● Request
Copy out the material word for word, beginning with its first line and stopping after the line that contains "Text: b: b [200, 210, 209, 223]", with both of those lines included.

● Supplied records
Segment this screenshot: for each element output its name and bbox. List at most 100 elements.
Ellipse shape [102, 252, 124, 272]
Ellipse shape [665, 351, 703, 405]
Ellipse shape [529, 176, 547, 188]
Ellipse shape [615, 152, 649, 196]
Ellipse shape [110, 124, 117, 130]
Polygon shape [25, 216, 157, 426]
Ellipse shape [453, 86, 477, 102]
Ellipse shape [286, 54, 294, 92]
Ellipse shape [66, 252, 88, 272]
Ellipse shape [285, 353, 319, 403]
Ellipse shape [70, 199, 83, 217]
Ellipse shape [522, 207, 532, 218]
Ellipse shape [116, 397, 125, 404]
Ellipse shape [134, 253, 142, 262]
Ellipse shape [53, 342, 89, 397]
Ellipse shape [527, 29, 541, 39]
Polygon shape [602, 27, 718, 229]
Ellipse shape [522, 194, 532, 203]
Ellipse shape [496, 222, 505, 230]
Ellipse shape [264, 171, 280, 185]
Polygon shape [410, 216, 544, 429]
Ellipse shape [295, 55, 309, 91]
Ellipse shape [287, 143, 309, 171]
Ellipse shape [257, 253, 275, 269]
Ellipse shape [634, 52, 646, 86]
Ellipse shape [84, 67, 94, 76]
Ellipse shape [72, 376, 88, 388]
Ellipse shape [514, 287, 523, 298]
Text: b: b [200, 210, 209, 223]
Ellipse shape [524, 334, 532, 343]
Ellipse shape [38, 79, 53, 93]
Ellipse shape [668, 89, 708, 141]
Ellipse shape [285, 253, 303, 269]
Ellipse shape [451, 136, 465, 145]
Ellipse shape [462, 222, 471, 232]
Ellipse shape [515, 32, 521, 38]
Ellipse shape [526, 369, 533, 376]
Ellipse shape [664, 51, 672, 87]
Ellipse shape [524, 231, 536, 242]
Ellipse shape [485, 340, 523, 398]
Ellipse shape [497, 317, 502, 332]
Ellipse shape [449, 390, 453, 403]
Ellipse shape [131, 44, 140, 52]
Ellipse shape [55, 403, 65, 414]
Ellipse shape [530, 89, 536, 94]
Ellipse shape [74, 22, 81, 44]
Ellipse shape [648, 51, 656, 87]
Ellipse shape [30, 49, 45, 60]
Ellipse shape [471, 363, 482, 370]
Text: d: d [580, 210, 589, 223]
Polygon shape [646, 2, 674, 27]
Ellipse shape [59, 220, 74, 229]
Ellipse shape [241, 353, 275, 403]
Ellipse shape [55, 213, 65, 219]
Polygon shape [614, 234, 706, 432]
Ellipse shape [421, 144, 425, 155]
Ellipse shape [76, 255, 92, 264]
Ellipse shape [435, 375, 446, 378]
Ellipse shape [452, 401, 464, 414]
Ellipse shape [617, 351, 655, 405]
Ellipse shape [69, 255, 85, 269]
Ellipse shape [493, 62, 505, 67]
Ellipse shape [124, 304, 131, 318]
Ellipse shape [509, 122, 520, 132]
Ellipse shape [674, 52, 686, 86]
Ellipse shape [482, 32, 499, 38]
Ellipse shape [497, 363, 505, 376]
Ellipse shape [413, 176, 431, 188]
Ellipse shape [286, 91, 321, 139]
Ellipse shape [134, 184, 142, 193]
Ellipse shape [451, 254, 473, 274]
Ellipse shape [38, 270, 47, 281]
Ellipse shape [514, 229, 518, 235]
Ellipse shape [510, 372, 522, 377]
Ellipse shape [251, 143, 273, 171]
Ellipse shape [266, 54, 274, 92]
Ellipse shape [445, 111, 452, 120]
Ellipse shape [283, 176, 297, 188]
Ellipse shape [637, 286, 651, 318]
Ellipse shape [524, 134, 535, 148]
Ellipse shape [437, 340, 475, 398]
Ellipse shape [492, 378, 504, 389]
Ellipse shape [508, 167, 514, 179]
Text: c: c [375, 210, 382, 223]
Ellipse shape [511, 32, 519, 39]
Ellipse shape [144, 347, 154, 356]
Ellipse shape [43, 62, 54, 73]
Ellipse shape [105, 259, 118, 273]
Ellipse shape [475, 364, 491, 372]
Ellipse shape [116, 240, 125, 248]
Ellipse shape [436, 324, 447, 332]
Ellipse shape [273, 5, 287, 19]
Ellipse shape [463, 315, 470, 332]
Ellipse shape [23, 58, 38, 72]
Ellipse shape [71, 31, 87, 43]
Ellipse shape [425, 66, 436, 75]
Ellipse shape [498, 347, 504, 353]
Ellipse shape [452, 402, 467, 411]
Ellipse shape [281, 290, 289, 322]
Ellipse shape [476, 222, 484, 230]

● Output below
Segment this screenshot: for each element output its name and bbox. List at most 100 elements.
Ellipse shape [102, 252, 124, 272]
Ellipse shape [665, 351, 703, 405]
Ellipse shape [529, 176, 547, 188]
Ellipse shape [615, 152, 649, 196]
Ellipse shape [110, 124, 117, 130]
Polygon shape [25, 216, 157, 426]
Ellipse shape [453, 86, 477, 102]
Ellipse shape [286, 54, 294, 92]
Ellipse shape [66, 252, 88, 272]
Ellipse shape [285, 353, 319, 403]
Ellipse shape [70, 199, 83, 217]
Ellipse shape [522, 207, 532, 218]
Ellipse shape [116, 397, 125, 404]
Ellipse shape [134, 253, 142, 262]
Ellipse shape [53, 342, 89, 397]
Ellipse shape [527, 29, 541, 39]
Polygon shape [602, 27, 718, 229]
Ellipse shape [522, 194, 532, 203]
Ellipse shape [496, 222, 505, 230]
Ellipse shape [264, 171, 280, 185]
Polygon shape [410, 216, 544, 429]
Ellipse shape [295, 55, 309, 91]
Ellipse shape [287, 143, 309, 171]
Ellipse shape [257, 253, 275, 269]
Ellipse shape [634, 52, 646, 86]
Ellipse shape [84, 67, 94, 76]
Ellipse shape [72, 376, 88, 388]
Ellipse shape [514, 287, 523, 298]
Text: b: b [200, 210, 209, 223]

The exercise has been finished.